■ Goal 1
Retype the listing word for word, starting with its first line and going on through the line that contains "impact-card: مبادرة تحول".

##### Text shown #####

Regardless of which model is chosen, there are a few key steps that should be taken before Congress and the Administration can truly begin the process of developing a strong approach to cyber security, including:

  • Create effective oversight mechanisms. Currently, cyber security is subject to multiple layers of oversight by congressional committees. Often this duplicative oversight has led to conflicting priorities and messages, which in turn impede the creation of a robust cyber effort. Congress should look to streamline oversight of homeland security, including the cyber realm. Furthermore, the Obama Administration should activate the Privacy and Civil Liberties Oversight Board, which has stood empty since August 2007.
  • Organize the interagency. The Bush Administration did not make much headway organizing and coordinating the federal response to the cyber threat, and the Obama Administration is faring no better. For example, it took the Obama Administration seven months to name a cyber czar—one who would ultimately not have nearly enough authority. The National Security Agency and the Department of Homeland Security remain, apparently, locked in a battle over who will lead the cyber security effort. Meanwhile, the Department of Defense’s decision to set up a unified cyber command has yet to become a reality—and its relationship to the civilian sector has yet to be defined. These are challenges that must be sorted through top-level leadership from the White House.
  • Increase coordination with the private sector. Virtually all of the critical cyber networks are owned and operated by private sector entities, run private sector code, and/or use private sector–manufactured routers and hardware. Most of the non-classified government and military traffic travels on private networks. Today, however, the government’s cyber response coordination with the private sector is less than ideal. For security reasons, the government shares limited information with the private sector. Conversely, business incentives often limit the willingness of the private sector to share threat information with each other or with the government. Improving coordination between the existing critical infrastructure sector coordination councils is essential.

##### Given data #####

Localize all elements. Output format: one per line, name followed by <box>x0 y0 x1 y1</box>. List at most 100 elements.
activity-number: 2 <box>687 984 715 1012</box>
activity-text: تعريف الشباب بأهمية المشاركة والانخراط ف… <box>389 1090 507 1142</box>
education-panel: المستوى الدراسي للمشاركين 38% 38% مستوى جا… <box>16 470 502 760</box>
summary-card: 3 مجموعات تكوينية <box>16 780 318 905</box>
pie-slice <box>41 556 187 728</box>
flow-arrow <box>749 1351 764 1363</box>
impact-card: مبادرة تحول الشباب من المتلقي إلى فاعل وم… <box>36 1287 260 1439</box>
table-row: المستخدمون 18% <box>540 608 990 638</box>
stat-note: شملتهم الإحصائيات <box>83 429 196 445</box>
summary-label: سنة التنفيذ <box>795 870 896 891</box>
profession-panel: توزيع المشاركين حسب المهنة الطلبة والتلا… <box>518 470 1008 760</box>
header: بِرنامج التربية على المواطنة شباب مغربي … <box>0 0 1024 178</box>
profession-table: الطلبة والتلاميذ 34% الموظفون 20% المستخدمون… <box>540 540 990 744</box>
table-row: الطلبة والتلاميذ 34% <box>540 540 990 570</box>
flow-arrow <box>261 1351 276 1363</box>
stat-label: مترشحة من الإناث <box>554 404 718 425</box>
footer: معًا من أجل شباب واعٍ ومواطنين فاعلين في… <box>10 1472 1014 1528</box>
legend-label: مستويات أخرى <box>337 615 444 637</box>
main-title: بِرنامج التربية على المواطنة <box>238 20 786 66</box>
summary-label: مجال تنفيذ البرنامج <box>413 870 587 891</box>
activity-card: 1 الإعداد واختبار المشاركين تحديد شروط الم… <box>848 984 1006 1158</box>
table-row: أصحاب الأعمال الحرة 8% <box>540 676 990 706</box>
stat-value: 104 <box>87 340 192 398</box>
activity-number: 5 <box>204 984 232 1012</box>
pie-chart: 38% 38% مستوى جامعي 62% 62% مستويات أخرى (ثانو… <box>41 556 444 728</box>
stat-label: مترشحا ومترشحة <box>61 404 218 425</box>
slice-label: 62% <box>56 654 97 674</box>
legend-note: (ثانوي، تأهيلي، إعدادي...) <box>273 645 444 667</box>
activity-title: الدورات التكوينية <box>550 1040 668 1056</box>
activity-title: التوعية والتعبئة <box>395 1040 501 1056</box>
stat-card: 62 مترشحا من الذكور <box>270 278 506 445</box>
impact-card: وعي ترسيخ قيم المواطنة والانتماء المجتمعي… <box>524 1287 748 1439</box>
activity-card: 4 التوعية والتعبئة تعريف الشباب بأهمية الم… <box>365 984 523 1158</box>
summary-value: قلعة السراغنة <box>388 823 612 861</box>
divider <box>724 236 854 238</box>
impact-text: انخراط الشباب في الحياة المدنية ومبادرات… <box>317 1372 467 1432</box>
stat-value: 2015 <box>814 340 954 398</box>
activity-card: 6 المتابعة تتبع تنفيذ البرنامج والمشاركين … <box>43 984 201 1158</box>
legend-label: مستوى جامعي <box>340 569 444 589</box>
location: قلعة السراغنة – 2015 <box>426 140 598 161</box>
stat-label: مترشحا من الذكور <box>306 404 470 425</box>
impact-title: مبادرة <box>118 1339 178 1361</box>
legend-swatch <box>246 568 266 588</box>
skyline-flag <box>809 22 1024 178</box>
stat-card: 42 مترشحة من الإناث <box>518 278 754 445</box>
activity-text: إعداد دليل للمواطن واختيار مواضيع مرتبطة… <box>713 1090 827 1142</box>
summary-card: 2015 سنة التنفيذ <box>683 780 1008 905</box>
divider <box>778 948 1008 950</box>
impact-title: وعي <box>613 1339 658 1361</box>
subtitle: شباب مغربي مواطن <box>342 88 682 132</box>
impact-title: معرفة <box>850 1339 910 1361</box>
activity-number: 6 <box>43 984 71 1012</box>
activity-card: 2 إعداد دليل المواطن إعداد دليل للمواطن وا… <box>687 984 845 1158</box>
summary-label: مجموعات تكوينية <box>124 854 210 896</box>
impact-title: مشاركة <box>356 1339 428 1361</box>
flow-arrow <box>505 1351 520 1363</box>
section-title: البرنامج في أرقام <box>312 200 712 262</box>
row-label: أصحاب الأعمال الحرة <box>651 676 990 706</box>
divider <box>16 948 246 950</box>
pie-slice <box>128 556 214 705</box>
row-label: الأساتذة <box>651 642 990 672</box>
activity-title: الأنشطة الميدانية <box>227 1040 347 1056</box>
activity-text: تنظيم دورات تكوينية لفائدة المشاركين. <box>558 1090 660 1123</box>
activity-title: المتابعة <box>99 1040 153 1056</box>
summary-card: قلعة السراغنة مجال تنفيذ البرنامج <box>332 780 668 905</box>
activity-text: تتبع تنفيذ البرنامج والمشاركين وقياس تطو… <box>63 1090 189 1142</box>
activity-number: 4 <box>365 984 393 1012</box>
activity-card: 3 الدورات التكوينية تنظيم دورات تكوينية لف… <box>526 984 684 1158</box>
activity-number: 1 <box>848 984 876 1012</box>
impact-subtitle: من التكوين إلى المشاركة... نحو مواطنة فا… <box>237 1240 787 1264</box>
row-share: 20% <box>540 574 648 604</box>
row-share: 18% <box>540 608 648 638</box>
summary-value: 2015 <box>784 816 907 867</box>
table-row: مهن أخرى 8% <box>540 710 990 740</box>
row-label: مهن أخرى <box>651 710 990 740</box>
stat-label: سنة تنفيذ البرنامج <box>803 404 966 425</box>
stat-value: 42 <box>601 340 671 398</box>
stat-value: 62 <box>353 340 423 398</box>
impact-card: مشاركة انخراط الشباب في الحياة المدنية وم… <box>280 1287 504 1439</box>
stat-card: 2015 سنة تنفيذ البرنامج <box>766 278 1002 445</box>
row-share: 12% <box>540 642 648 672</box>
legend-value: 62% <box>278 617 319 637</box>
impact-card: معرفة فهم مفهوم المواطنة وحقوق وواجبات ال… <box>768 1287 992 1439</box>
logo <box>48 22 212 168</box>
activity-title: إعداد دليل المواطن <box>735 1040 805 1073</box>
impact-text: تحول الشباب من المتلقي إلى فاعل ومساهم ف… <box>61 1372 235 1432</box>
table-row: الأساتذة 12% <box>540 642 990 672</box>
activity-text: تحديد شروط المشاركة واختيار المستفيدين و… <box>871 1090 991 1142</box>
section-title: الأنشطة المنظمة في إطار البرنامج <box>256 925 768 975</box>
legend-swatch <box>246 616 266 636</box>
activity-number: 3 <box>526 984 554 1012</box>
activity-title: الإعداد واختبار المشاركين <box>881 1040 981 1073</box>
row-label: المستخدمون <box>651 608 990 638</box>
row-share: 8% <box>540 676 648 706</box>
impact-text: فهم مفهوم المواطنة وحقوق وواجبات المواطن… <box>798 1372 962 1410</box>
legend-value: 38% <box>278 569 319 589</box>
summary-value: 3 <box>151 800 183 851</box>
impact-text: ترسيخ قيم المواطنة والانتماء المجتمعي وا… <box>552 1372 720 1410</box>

#####

■ Goal 2
Continue the cyber security text from where it stops.

■ Exercise output 1
Localize all elements. Output format: one per line, name followed by <box>x0 y0 x1 y1</box>. List at most 100 elements.
activity-number: 2 <box>687 984 715 1012</box>
activity-text: تعريف الشباب بأهمية المشاركة والانخراط ف… <box>389 1090 507 1142</box>
education-panel: المستوى الدراسي للمشاركين 38% 38% مستوى جا… <box>16 470 502 760</box>
summary-card: 3 مجموعات تكوينية <box>16 780 318 905</box>
pie-slice <box>41 556 187 728</box>
flow-arrow <box>749 1351 764 1363</box>
impact-card: مبادرة تحول الشباب من المتلقي إلى فاعل وم… <box>36 1287 260 1439</box>

■ Exercise output 2
  • Update law and policy. Most cyber-related laws and policies are several years old. Some, like the Privacy Act, which was passed in 1974, are so old that they might as well have been passed in medieval times—at least as far as computer and Internet technology are concerned. Some of the criminal, civil, and national security laws reflect assumptions about Internet architecture or the attributes of data that are no longer accurate descriptions of how cyber threats actually occur. The U.S. needs to update basic rules and authorities that govern this nation’s response to cyber threats.
  • Revise military doctrine. Many cyber threats are from private actors—hackers or criminals. But some of the most sophisticated threats come from peer-state competitors like China and Russia or non-state terrorist actors. Classic military doctrines on the use of armed forces, deterrence, and proportionality are all based on a conception of kinetic warfare between nation-states. None of these doctrines are easily translated into the cyber realm. Consequently, the U.S. should look to re-conceptualize military doctrines for the new cyber reality.

Need to Do More

The Cybersecurity Enhancement Act of 2009 provides research and education dollars, which can be used to spark innovation in the cyber security realm—a much-needed step toward solving the problems of cyber vulnerability. However, Congress and the Administration still need to do more.

Paul Rosenzweig is the founder of Red Branch Consulting PLLC. Jena Baker McNeill is Policy Analyst for Homeland Security in the Douglas and Sarah Allison Center for Foreign Policy Studies, a division of the Kathryn and Shelby Cullom Davis Institute for International Studies, at The Heritage Foundation.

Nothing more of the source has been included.